EXERCISE REQUIREMENTS » Show every line containing "childFile" by copying it.

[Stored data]

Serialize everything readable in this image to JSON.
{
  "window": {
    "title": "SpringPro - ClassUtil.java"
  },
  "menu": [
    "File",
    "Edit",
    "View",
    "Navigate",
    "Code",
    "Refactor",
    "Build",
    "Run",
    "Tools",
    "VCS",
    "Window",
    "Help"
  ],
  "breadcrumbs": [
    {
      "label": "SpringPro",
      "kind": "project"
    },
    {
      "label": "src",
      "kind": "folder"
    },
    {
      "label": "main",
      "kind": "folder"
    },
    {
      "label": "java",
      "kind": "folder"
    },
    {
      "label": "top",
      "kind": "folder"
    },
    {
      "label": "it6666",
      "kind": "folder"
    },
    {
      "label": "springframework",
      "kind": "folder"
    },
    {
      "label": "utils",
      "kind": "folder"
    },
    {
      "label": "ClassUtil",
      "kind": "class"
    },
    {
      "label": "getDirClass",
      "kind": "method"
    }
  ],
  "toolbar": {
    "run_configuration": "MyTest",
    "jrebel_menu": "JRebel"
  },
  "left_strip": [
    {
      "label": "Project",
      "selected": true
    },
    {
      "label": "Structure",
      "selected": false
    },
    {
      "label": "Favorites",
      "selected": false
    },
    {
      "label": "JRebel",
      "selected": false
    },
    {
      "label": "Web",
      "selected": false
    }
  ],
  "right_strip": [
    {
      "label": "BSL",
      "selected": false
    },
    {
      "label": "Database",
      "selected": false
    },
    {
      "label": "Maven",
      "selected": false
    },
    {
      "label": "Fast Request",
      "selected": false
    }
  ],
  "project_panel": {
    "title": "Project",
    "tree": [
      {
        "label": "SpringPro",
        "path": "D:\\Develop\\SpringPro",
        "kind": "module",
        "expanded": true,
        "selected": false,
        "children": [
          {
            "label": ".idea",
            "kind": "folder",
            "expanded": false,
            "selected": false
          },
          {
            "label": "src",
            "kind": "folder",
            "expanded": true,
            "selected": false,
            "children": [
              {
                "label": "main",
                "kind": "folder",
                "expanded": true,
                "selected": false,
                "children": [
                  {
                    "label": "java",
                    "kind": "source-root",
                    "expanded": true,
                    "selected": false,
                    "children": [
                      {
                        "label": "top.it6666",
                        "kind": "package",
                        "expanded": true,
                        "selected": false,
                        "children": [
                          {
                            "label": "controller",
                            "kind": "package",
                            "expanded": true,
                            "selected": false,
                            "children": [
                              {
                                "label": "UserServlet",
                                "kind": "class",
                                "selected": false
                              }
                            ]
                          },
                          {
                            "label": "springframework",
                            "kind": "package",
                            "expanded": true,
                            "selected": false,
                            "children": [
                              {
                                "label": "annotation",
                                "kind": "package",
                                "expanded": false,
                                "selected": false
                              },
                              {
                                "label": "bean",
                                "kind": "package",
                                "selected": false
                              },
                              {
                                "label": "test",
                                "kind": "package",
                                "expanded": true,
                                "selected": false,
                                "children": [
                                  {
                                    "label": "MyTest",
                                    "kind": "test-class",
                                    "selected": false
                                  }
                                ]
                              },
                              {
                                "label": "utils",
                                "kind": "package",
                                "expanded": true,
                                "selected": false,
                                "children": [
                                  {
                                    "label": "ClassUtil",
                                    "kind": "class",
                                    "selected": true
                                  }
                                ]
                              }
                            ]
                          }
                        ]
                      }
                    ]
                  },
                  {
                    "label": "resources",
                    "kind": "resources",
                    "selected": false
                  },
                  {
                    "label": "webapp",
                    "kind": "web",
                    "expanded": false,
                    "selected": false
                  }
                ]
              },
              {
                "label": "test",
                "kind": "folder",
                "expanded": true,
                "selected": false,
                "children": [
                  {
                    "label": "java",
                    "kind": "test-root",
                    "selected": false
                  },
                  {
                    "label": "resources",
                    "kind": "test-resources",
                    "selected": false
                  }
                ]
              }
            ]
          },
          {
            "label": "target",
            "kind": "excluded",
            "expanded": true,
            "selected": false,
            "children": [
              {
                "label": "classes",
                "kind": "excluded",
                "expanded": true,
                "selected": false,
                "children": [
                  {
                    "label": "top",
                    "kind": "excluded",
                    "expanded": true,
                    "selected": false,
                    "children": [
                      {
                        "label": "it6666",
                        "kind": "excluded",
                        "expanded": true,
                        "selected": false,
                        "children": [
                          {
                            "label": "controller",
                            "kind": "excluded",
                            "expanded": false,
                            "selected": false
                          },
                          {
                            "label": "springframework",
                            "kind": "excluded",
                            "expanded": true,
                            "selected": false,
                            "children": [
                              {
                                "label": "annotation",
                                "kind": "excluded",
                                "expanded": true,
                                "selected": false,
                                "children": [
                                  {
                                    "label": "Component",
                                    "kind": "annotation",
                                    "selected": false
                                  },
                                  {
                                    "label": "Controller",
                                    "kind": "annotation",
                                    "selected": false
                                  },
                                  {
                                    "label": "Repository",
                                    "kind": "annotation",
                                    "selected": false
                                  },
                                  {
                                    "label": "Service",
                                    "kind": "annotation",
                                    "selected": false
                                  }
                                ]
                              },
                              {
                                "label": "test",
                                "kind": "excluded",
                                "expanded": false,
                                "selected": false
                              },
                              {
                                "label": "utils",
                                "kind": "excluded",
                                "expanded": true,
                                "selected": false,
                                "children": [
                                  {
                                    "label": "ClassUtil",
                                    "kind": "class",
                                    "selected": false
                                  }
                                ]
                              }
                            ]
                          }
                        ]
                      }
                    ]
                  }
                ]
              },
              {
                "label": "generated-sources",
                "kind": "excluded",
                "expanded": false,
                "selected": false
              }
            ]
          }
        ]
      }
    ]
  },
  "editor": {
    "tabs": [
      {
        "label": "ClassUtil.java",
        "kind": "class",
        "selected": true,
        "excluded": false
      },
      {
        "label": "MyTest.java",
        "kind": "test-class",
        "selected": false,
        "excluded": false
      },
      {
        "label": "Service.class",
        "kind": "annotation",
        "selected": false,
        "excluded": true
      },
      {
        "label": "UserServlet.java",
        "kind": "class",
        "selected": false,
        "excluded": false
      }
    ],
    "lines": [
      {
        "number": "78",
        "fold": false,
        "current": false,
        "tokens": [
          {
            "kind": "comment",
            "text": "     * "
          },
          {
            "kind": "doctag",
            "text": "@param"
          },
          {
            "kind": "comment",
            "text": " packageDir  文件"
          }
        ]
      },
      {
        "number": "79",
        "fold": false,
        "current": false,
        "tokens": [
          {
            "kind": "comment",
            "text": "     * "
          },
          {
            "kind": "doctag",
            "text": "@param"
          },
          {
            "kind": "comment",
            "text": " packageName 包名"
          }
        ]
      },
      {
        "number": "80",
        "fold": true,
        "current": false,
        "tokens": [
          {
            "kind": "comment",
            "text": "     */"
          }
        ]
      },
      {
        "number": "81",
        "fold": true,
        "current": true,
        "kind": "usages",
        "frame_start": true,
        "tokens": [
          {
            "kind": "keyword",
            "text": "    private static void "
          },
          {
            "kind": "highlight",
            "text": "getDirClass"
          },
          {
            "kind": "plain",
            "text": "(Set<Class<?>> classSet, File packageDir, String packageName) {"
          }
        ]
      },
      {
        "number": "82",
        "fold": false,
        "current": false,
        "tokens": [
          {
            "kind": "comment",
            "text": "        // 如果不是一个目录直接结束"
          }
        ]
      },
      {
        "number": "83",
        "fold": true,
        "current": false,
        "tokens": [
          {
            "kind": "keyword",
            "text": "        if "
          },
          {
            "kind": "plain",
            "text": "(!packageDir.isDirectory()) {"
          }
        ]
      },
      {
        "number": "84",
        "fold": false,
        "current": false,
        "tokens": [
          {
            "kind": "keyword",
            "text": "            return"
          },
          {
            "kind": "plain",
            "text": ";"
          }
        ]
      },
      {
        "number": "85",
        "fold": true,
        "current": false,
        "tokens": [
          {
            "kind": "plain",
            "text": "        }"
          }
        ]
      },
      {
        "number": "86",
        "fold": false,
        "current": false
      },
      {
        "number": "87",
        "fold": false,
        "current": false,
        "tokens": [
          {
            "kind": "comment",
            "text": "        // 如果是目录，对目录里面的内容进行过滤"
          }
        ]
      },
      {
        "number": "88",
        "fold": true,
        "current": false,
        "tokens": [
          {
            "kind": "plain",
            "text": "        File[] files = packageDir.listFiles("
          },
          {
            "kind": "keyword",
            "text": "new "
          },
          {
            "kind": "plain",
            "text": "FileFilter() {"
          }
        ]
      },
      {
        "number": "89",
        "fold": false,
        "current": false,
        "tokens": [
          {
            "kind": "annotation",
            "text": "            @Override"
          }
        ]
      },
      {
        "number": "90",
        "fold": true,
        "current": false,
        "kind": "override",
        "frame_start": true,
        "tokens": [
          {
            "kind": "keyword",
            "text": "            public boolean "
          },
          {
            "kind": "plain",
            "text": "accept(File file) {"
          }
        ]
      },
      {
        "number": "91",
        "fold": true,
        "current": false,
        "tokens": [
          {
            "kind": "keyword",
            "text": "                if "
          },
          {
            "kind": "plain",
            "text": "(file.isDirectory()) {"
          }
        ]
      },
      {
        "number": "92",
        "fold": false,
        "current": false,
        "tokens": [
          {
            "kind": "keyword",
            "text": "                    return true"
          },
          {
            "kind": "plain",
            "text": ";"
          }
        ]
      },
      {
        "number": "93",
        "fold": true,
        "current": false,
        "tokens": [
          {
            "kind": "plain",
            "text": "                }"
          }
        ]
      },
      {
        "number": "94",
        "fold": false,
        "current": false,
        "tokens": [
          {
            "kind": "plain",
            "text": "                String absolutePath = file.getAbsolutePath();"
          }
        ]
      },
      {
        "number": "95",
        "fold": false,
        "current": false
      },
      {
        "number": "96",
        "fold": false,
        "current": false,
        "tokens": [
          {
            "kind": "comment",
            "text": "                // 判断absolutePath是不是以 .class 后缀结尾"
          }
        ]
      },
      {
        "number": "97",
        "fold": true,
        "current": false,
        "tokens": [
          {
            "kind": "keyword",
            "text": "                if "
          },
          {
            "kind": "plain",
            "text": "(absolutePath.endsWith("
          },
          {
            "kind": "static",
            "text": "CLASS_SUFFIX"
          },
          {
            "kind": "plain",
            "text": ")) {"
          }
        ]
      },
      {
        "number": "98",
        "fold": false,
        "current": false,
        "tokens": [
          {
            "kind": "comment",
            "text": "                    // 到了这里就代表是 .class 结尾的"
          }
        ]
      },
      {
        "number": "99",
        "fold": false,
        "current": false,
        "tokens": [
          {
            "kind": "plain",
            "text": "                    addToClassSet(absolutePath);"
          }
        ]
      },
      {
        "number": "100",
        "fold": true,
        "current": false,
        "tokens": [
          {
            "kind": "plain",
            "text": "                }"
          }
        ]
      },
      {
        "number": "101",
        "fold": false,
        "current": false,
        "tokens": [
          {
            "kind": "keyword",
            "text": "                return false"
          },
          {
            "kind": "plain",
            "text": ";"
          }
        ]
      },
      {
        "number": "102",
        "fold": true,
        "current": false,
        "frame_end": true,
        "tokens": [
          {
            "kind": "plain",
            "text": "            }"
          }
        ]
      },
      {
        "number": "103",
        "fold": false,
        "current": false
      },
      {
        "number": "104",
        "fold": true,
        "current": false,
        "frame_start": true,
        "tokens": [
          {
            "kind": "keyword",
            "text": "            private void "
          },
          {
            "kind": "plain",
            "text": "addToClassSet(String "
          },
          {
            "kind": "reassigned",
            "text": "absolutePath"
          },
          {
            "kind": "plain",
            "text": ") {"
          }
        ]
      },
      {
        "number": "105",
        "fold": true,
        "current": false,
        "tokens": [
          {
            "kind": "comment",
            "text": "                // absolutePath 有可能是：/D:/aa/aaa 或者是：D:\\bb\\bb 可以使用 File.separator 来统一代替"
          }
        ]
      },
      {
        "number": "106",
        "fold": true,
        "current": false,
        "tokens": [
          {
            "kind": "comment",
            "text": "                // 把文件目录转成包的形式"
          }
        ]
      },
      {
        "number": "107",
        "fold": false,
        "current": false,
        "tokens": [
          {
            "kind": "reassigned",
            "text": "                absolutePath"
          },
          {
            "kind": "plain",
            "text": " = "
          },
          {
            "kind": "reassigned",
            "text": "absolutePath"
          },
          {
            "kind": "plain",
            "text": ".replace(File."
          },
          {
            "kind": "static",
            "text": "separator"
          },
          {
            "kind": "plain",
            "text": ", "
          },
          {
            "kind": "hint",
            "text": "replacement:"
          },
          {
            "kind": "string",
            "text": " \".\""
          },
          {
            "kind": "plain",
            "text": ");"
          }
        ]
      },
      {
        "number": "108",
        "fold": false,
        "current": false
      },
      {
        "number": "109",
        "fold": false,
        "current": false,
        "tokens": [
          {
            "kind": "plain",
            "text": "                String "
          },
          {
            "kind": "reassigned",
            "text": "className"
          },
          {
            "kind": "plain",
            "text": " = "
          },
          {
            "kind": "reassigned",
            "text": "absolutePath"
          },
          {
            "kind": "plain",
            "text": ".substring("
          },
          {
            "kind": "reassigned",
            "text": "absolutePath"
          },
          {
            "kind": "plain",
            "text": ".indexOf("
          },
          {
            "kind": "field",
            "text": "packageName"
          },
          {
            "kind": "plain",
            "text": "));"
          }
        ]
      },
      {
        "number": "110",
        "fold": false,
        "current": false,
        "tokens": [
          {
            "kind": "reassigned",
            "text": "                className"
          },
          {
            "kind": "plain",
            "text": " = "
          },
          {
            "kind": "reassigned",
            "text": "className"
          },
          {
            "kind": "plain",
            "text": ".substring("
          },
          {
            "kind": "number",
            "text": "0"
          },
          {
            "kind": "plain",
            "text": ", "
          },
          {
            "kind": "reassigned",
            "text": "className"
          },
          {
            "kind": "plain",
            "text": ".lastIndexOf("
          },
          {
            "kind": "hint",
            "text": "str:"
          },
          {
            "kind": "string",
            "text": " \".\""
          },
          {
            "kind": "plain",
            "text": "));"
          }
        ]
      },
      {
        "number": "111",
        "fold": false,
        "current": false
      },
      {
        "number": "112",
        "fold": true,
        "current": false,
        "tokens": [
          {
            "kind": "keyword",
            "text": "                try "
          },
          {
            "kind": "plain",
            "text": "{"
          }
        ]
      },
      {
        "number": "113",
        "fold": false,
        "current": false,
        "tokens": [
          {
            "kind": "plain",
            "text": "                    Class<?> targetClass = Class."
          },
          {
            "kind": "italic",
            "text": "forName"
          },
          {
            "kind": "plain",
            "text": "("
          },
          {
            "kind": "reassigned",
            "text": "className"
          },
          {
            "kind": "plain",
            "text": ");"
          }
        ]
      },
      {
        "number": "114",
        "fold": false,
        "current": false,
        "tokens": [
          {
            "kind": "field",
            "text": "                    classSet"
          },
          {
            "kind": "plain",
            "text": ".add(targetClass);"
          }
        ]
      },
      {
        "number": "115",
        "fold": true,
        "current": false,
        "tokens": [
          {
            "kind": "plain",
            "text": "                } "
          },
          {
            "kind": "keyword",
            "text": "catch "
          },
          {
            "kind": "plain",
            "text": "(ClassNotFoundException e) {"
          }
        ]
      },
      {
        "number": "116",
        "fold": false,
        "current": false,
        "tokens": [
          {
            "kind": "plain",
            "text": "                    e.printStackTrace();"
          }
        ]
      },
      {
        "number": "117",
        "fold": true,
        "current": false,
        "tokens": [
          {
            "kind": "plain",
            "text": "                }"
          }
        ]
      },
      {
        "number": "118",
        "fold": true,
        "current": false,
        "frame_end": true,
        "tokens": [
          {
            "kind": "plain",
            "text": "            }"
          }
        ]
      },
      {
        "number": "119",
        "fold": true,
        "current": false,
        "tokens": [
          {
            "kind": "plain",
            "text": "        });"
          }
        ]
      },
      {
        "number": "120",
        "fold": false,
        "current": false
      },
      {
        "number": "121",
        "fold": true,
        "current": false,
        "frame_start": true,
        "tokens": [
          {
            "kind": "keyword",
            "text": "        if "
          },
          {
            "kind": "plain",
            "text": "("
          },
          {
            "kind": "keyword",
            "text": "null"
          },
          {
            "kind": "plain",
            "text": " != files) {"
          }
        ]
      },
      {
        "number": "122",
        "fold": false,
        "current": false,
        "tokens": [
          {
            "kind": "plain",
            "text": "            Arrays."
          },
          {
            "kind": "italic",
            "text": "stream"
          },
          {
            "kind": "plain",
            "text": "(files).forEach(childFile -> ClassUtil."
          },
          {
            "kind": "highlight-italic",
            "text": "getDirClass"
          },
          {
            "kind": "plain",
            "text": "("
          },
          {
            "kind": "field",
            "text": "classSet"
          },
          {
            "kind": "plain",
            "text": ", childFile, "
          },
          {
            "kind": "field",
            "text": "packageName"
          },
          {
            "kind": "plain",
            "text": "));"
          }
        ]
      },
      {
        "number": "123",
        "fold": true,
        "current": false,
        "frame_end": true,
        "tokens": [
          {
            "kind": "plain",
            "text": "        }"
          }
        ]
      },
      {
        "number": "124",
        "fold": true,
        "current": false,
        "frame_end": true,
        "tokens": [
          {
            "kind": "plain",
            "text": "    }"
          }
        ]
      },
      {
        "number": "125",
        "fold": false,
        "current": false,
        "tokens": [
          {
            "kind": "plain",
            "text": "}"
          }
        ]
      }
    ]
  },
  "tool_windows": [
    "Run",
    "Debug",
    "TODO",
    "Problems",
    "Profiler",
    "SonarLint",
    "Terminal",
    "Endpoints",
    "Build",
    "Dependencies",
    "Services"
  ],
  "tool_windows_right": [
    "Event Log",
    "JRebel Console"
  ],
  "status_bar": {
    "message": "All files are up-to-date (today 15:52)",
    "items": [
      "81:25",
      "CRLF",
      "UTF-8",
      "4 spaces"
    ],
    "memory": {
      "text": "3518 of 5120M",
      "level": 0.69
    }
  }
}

IN RESPONSE »
            "text": "(files).forEach(childFile -> ClassUtil."
            "text": ", childFile, "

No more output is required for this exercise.